= INSTRUCTIONS FOR THE TASK =
Word for word, restate every line of the listing that follows.

= MATERIAL SUPPLIED =
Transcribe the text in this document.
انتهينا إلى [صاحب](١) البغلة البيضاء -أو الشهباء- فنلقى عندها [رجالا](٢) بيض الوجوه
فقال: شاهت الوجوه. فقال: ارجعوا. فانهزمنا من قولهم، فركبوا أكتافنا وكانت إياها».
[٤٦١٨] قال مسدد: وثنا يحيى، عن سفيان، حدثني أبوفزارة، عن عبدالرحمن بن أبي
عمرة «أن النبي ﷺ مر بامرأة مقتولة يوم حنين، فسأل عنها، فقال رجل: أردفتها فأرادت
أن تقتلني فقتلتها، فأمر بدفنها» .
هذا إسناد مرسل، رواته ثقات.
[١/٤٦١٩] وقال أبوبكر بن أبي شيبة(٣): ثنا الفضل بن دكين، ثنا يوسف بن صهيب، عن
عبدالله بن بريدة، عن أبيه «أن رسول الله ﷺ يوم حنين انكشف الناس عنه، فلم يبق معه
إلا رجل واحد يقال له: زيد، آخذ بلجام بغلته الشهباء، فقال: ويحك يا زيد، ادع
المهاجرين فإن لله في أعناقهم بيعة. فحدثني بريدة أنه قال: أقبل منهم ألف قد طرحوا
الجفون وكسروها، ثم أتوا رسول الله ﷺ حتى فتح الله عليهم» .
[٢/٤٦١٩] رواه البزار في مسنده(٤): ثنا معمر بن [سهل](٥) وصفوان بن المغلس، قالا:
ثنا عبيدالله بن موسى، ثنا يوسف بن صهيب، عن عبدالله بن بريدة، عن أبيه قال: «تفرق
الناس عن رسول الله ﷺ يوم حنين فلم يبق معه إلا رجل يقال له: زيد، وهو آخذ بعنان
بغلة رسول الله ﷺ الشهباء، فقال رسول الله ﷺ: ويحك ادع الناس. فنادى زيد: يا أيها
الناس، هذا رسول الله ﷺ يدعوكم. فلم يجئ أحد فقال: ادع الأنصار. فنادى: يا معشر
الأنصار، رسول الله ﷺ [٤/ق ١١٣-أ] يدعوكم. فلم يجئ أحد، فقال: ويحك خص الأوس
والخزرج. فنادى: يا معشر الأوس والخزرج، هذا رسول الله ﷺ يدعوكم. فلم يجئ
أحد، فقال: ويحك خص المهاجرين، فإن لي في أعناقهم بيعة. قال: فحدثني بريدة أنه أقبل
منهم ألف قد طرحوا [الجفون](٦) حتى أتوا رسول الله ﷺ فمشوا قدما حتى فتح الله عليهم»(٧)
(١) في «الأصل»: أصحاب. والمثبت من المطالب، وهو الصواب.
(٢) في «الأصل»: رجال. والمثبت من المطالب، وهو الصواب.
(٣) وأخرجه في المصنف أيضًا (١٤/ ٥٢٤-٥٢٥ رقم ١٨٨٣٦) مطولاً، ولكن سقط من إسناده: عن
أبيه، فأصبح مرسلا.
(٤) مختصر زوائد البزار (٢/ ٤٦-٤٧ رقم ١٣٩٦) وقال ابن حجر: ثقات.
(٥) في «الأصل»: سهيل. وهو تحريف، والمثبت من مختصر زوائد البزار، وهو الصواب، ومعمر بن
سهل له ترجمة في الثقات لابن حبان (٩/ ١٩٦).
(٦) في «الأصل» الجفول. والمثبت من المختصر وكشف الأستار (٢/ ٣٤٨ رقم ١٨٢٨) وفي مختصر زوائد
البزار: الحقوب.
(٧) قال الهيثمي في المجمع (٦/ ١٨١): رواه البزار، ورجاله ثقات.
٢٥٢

= EXERCISE SOLUTION =
Transcribe the text in this document.
انتهينا إلى [صاحب](١) البغلة البيضاء -أو الشهباء- فنلقى عندها [رجالا](٢) بيض الوجوه
فقال: شاهت الوجوه. فقال: ارجعوا. فانهزمنا من قولهم، فركبوا أكتافنا وكانت إياها».
[٤٦١٨] قال مسدد: وثنا يحيى، عن سفيان، حدثني أبوفزارة، عن عبدالرحمن بن أبي
عمرة «أن النبي ﷺ مر بامرأة مقتولة يوم حنين، فسأل عنها، فقال رجل: أردفتها فأرادت
أن تقتلني فقتلتها، فأمر بدفنها» .
هذا إسناد مرسل، رواته ثقات.
[١/٤٦١٩] وقال أبوبكر بن أبي شيبة(٣): ثنا الفضل بن دكين، ثنا يوسف بن صهيب، عن
عبدالله بن بريدة، عن أبيه «أن رسول الله ﷺ يوم حنين انكشف الناس عنه، فلم يبق معه
إلا رجل واحد يقال له: زيد، آخذ بلجام بغلته الشهباء، فقال: ويحك يا زيد، ادع
المهاجرين فإن لله في أعناقهم بيعة. فحدثني بريدة أنه قال: أقبل منهم ألف قد طرحوا
الجفون وكسروها، ثم أتوا رسول الله ﷺ حتى فتح الله عليهم» .
[٢/٤٦١٩] رواه البزار في مسنده(٤): ثنا معمر بن [سهل](٥) وصفوان بن المغلس، قالا:
ثنا عبيدالله بن موسى، ثنا يوسف بن صهيب، عن عبدالله بن بريدة، عن أبيه قال: «تفرق
الناس عن رسول الله ﷺ يوم حنين فلم يبق معه إلا رجل يقال له: زيد، وهو آخذ بعنان
بغلة رسول الله ﷺ الشهباء، فقال رسول الله ﷺ: ويحك ادع الناس. فنادى زيد: يا أيها
الناس، هذا رسول الله ﷺ يدعوكم. فلم يجئ أحد فقال: ادع الأنصار. فنادى: يا معشر
الأنصار، رسول الله ﷺ [٤/ق ١١٣-أ] يدعوكم. فلم يجئ أحد، فقال: ويحك خص الأوس
والخزرج. فنادى: يا معشر الأوس والخزرج، هذا رسول الله ﷺ يدعوكم. فلم يجئ
أحد، فقال: ويحك خص المهاجرين، فإن لي في أعناقهم بيعة. قال: فحدثني بريدة أنه أقبل
منهم ألف قد طرحوا [الجفون](٦) حتى أتوا رسول الله ﷺ فمشوا قدما حتى فتح الله عليهم»(٧)
(١) في «الأصل»: أصحاب. والمثبت من المطالب، وهو الصواب.
(٢) في «الأصل»: رجال. والمثبت من المطالب، وهو الصواب.
(٣) وأخرجه في المصنف أيضًا (١٤/ ٥٢٤-٥٢٥ رقم ١٨٨٣٦) مطولاً، ولكن سقط من إسناده: عن
أبيه، فأصبح مرسلا.
(٤) مختصر زوائد البزار (٢/ ٤٦-٤٧ رقم ١٣٩٦) وقال ابن حجر: ثقات.
(٥) في «الأصل»: سهيل. وهو تحريف، والمثبت من مختصر زوائد البزار، وهو الصواب، ومعمر بن
سهل له ترجمة في الثقات لابن حبان (٩/ ١٩٦).
(٦) في «الأصل» الجفول. والمثبت من المختصر وكشف الأستار (٢/ ٣٤٨ رقم ١٨٢٨) وفي مختصر زوائد
البزار: الحقوب.
(٧) قال الهيثمي في المجمع (٦/ ١٨١): رواه البزار، ورجاله ثقات.
٢٥٢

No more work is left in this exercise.